======== INPUT FOR THIS TASK

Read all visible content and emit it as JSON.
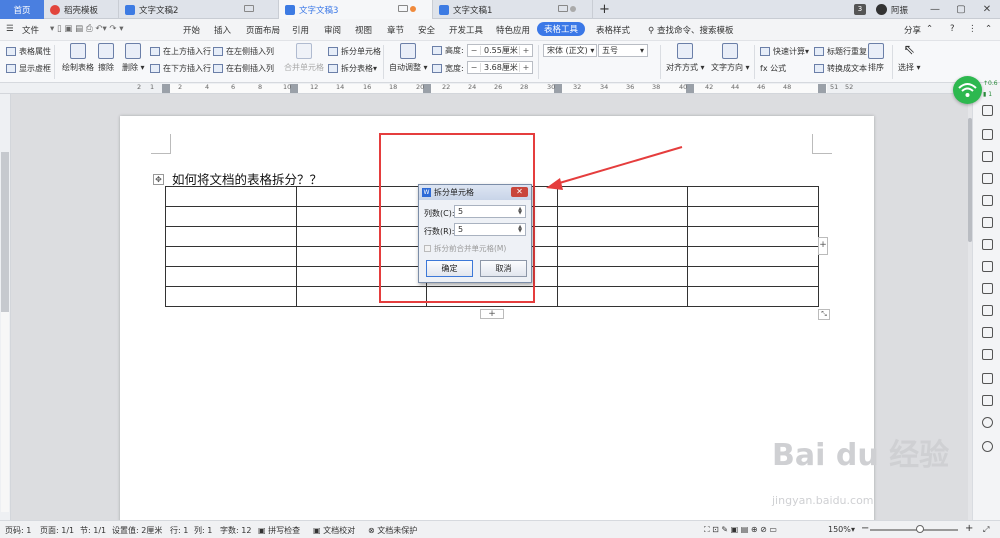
{
  "tabs": {
    "home": "首页",
    "t1": "稻壳模板",
    "t2": "文字文稿2",
    "t3": "文字文稿3",
    "t4": "文字文稿1",
    "badge": "3",
    "user": "阿振"
  },
  "menu": {
    "file": "文件",
    "items": [
      "开始",
      "插入",
      "页面布局",
      "引用",
      "审阅",
      "视图",
      "章节",
      "安全",
      "开发工具",
      "特色应用",
      "表格工具",
      "表格样式"
    ],
    "search": "查找命令、搜索模板",
    "share": "分享",
    "help": "?"
  },
  "toolbar": {
    "table_props": "表格属性",
    "show_grid": "显示虚框",
    "draw_table": "绘制表格",
    "erase": "擦除",
    "delete": "删除",
    "insert_above": "在上方插入行",
    "insert_below": "在下方插入行",
    "insert_left": "在左侧插入列",
    "insert_right": "在右侧插入列",
    "merge_cells": "合并单元格",
    "split_cells": "拆分单元格",
    "split_table": "拆分表格",
    "auto_fit": "自动调整",
    "height_label": "高度:",
    "height_value": "0.55厘米",
    "width_label": "宽度:",
    "width_value": "3.68厘米",
    "font_name": "宋体 (正文)",
    "font_size": "五号",
    "align": "对齐方式",
    "text_dir": "文字方向",
    "quick_calc": "快速计算",
    "formula": "fx 公式",
    "repeat_header": "标题行重复",
    "to_text": "转换成文本",
    "sort": "排序",
    "select": "选择"
  },
  "ruler": {
    "h_numbers": [
      "2",
      "1",
      "2",
      "4",
      "6",
      "8",
      "10",
      "12",
      "14",
      "16",
      "18",
      "20",
      "22",
      "24",
      "26",
      "28",
      "30",
      "32",
      "34",
      "36",
      "38",
      "40",
      "42",
      "44",
      "46",
      "48",
      "51",
      "52"
    ]
  },
  "document": {
    "title": "如何将文档的表格拆分？？",
    "table_rows": 6,
    "table_cols": 5
  },
  "dialog": {
    "title": "拆分单元格",
    "cols_label": "列数(C):",
    "cols_value": "5",
    "rows_label": "行数(R):",
    "rows_value": "5",
    "merge_before": "拆分前合并单元格(M)",
    "ok": "确定",
    "cancel": "取消"
  },
  "sidebar": {
    "net_speed_up": "0.6",
    "net_speed_down": "1"
  },
  "status": {
    "page_no": "页码: 1",
    "pages": "页面: 1/1",
    "section": "节: 1/1",
    "setting": "设置值: 2厘米",
    "row": "行: 1",
    "col": "列: 1",
    "words": "字数: 12",
    "spell": "拼写检查",
    "proof": "文档校对",
    "protect": "文档未保护",
    "zoom": "150%"
  },
  "watermark": {
    "main": "Bai du 经验",
    "sub": "jingyan.baidu.com"
  },
  "colors": {
    "accent": "#3b78e7",
    "highlight_red": "#e53d3d",
    "wifi_green": "#2db84f"
  }
}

================

- INSTRUCTION:
Transcribe all the lines above exactly, apart from the pictures.

- WRITTEN REPLY:
Read all visible content and emit it as JSON.
{
  "tabs": {
    "home": "首页",
    "t1": "稻壳模板",
    "t2": "文字文稿2",
    "t3": "文字文稿3",
    "t4": "文字文稿1",
    "badge": "3",
    "user": "阿振"
  },
  "menu": {
    "file": "文件",
    "items": [
      "开始",
      "插入",
      "页面布局",
      "引用",
      "审阅",
      "视图",
      "章节",
      "安全",
      "开发工具",
      "特色应用",
      "表格工具",
      "表格样式"
    ],
    "search": "查找命令、搜索模板",
    "share": "分享",
    "help": "?"
  },
  "toolbar": {
    "table_props": "表格属性",
    "show_grid": "显示虚框",
    "draw_table": "绘制表格",
    "erase": "擦除",
    "delete": "删除",
    "insert_above": "在上方插入行",
    "insert_below": "在下方插入行",
    "insert_left": "在左侧插入列",
    "insert_right": "在右侧插入列",
    "merge_cells": "合并单元格",
    "split_cells": "拆分单元格",
    "split_table": "拆分表格",
    "auto_fit": "自动调整",
    "height_label": "高度:",
    "height_value": "0.55厘米",
    "width_label": "宽度:",
    "width_value": "3.68厘米",
    "font_name": "宋体 (正文)",
    "font_size": "五号",
    "align": "对齐方式",
    "text_dir": "文字方向",
    "quick_calc": "快速计算",
    "formula": "fx 公式",
    "repeat_header": "标题行重复",
    "to_text": "转换成文本",
    "sort": "排序",
    "select": "选择"
  },
  "ruler": {
    "h_numbers": [
      "2",
      "1",
      "2",
      "4",
      "6",
      "8",
      "10",
      "12",
      "14",
      "16",
      "18",
      "20",
      "22",
      "24",
      "26",
      "28",
      "30",
      "32",
      "34",
      "36",
      "38",
      "40",
      "42",
      "44",
      "46",
      "48",
      "51",
      "52"
    ]
  },
  "document": {
    "title": "如何将文档的表格拆分？？",
    "table_rows": 6,
    "table_cols": 5
  },
  "dialog": {
    "title": "拆分单元格",
    "cols_label": "列数(C):",
    "cols_value": "5",
    "rows_label": "行数(R):",
    "rows_value": "5",
    "merge_before": "拆分前合并单元格(M)",
    "ok": "确定",
    "cancel": "取消"
  },
  "sidebar": {
    "net_speed_up": "0.6",
    "net_speed_down": "1"
  },
  "status": {
    "page_no": "页码: 1",
    "pages": "页面: 1/1",
    "section": "节: 1/1",
    "setting": "设置值: 2厘米",
    "row": "行: 1",
    "col": "列: 1",
    "words": "字数: 12",
    "spell": "拼写检查",
    "proof": "文档校对",
    "protect": "文档未保护",
    "zoom": "150%"
  },
  "watermark": {
    "main": "Bai du 经验",
    "sub": "jingyan.baidu.com"
  },
  "colors": {
    "accent": "#3b78e7",
    "highlight_red": "#e53d3d",
    "wifi_green": "#2db84f"
  }
}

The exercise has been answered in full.